- _Excerpted passage_:
++++++
Posted in Album of the Month, New Tunes

JULY: The Soft Bounce – Beyond The Wizard’s Sleeve

I don’t think I’ve ever chosen an album of the month before about which I’m still so undecided. But here we are. Erol Alkan and Richard Norris’s musical side project, Beyond The Wizard’s Sleeve, has finally produced a full album, and it’s the very definition of the phrase, a mixed bag.

Let’s start with the good. It’s a real musical journey. There are almost no two songs on here that sound the same, and you really can’t fault the guys for their ambition. It’s a post iPod album that displays the duo’s rich musical tastes – and there is almost no genre untouched on here. The most obvious one is psychedelia – from the rockier almost goth psych of Iron Age to the Jane Weaver-led cutesy psych of Creation to the instrumental freak out of Finally First to the frankly tedious spoken word druggy closer, Third Mynd.
++++++
Repeat the part of the album review from "JULY: The Soft" up to and including "closer, Third Mynd.", word for word. Rely only on the text about the album for what follows.

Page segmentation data
++++++
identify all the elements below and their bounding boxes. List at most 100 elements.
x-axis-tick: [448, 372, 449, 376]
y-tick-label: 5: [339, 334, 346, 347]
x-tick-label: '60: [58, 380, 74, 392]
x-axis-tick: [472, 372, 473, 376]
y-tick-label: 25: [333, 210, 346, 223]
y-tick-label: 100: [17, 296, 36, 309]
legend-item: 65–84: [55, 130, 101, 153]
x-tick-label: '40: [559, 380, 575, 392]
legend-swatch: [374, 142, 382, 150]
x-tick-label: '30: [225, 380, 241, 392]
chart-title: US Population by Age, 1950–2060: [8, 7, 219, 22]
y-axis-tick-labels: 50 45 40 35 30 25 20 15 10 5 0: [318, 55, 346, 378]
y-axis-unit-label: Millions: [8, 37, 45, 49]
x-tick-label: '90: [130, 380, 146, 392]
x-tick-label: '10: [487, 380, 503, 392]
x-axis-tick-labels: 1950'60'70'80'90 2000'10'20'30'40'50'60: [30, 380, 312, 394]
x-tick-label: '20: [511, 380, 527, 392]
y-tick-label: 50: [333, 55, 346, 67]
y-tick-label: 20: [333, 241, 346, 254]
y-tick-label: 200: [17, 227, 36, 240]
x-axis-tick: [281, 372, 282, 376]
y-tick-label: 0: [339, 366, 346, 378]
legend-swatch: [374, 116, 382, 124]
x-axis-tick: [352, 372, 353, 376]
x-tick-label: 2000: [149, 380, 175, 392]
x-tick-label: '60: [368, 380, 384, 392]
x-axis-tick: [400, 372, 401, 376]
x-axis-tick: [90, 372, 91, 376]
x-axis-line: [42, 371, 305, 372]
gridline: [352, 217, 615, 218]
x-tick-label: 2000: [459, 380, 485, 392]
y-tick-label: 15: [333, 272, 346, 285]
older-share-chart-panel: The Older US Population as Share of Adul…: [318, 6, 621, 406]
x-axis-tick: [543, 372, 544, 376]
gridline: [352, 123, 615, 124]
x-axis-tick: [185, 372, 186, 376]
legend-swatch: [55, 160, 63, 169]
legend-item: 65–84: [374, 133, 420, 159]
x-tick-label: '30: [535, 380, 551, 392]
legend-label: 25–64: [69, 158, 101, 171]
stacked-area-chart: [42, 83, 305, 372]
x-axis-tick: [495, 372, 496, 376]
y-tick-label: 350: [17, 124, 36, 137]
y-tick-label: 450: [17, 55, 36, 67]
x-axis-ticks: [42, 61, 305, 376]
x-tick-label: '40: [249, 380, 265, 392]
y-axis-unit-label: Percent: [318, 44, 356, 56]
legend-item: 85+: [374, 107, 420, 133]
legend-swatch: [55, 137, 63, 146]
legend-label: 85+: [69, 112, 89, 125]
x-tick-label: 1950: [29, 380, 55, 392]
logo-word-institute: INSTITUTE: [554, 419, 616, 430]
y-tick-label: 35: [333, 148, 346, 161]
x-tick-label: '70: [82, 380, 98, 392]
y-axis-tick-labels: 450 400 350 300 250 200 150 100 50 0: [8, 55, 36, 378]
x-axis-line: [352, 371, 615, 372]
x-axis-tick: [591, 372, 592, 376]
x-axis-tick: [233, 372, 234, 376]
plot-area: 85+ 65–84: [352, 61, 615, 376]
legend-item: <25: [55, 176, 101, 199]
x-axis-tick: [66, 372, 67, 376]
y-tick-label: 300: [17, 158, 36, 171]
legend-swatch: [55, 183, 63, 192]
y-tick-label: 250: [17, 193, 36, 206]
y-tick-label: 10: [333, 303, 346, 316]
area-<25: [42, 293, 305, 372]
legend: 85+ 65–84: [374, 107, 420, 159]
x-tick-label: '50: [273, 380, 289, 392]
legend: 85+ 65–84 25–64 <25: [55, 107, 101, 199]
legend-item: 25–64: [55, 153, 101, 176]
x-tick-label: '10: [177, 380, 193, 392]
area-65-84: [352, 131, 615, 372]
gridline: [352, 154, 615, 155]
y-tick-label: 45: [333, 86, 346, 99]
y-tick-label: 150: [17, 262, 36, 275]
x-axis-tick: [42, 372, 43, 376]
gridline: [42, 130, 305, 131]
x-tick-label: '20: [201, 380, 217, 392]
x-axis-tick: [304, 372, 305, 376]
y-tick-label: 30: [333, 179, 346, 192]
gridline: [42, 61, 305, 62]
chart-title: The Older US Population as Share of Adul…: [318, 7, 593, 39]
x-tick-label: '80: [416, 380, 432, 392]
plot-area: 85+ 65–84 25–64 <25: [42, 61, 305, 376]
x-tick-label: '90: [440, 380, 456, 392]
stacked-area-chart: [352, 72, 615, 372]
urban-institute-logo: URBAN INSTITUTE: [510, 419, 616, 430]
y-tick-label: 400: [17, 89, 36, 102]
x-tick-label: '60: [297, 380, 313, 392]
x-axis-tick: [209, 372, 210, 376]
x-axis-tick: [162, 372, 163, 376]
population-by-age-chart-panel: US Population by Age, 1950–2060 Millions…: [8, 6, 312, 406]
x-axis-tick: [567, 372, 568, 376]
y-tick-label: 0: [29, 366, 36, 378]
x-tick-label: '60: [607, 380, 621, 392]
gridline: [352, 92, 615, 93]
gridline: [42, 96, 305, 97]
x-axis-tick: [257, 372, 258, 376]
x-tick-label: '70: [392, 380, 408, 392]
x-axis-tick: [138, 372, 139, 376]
++++++
- _Exercise answer_:
JULY: The Soft Bounce – Beyond The Wizard’s Sleeve

I don’t think I’ve ever chosen an album of the month before about which I’m still so undecided. But here we are. Erol Alkan and Richard Norris’s musical side project, Beyond The Wizard’s Sleeve, has finally produced a full album, and it’s the very definition of the phrase, a mixed bag.

Let’s start with the good. It’s a real musical journey. There are almost no two songs on here that sound the same, and you really can’t fault the guys for their ambition. It’s a post iPod album that displays the duo’s rich musical tastes – and there is almost no genre untouched on here. The most obvious one is psychedelia – from the rockier almost goth psych of Iron Age to the Jane Weaver-led cutesy psych of Creation to the instrumental freak out of Finally First to the frankly tedious spoken word druggy closer, Third Mynd.